Show all lines of the listing that hold the word "this".

[Data items]
____

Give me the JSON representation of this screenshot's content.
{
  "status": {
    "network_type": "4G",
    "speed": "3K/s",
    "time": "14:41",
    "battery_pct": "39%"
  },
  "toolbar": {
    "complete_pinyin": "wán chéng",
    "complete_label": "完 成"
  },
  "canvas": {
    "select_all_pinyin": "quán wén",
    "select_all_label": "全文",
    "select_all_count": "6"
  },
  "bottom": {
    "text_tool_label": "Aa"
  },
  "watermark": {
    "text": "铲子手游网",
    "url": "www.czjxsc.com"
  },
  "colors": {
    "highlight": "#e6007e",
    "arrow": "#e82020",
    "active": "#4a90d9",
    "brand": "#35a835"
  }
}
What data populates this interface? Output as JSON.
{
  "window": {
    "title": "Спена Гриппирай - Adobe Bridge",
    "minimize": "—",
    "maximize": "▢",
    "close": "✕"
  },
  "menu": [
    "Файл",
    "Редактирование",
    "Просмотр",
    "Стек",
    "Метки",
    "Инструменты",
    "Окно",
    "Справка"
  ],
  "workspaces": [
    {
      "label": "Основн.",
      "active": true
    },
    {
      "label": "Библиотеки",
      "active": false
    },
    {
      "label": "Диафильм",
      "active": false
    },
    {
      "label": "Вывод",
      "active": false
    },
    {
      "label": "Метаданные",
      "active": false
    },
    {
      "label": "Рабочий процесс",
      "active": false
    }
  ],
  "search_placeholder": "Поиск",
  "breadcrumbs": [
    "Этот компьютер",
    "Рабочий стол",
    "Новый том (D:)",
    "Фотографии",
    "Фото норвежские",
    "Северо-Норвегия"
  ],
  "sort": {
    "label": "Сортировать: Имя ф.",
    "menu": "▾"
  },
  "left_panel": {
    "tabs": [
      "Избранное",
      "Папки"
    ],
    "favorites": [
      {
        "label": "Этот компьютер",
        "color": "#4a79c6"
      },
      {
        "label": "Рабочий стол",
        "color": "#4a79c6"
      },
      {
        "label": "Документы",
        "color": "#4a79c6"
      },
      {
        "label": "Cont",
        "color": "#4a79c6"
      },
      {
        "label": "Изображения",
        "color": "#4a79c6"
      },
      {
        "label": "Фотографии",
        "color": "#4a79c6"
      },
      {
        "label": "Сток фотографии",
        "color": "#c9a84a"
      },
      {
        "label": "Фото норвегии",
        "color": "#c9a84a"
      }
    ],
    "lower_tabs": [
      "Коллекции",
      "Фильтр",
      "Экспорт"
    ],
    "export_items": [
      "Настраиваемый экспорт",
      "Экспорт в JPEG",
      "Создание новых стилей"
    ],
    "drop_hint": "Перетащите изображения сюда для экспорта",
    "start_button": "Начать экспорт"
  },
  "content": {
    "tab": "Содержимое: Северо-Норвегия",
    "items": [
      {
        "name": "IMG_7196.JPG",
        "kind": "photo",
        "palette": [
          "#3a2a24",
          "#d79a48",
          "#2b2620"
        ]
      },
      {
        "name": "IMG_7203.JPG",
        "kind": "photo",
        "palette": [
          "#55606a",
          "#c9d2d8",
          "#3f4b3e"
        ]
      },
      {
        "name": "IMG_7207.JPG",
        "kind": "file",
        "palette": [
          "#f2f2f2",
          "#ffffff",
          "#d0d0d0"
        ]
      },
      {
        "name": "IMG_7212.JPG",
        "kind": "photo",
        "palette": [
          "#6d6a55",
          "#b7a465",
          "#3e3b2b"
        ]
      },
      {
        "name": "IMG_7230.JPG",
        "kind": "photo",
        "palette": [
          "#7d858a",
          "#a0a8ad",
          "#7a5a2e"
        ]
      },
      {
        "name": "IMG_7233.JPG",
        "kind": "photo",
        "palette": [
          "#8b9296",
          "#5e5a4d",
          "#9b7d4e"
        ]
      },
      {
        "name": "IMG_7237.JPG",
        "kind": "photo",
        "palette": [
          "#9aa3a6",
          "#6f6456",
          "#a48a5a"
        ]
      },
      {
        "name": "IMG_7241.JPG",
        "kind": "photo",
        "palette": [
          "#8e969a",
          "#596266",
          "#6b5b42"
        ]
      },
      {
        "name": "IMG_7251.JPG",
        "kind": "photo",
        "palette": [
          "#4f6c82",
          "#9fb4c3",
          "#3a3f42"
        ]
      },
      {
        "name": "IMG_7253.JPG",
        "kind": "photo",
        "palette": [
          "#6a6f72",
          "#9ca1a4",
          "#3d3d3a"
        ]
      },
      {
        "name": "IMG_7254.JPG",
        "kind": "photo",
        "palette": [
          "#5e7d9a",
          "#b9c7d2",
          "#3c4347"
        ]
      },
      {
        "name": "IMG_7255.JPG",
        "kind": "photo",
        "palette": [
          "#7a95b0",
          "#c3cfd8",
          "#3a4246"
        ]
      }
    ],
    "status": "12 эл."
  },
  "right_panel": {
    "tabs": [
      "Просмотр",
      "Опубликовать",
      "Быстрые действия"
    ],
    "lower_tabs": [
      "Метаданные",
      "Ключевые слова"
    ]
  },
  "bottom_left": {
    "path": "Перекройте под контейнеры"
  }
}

____

• Response
Give me the JSON representation of this screenshot's content.
What data populates this interface? Output as JSON.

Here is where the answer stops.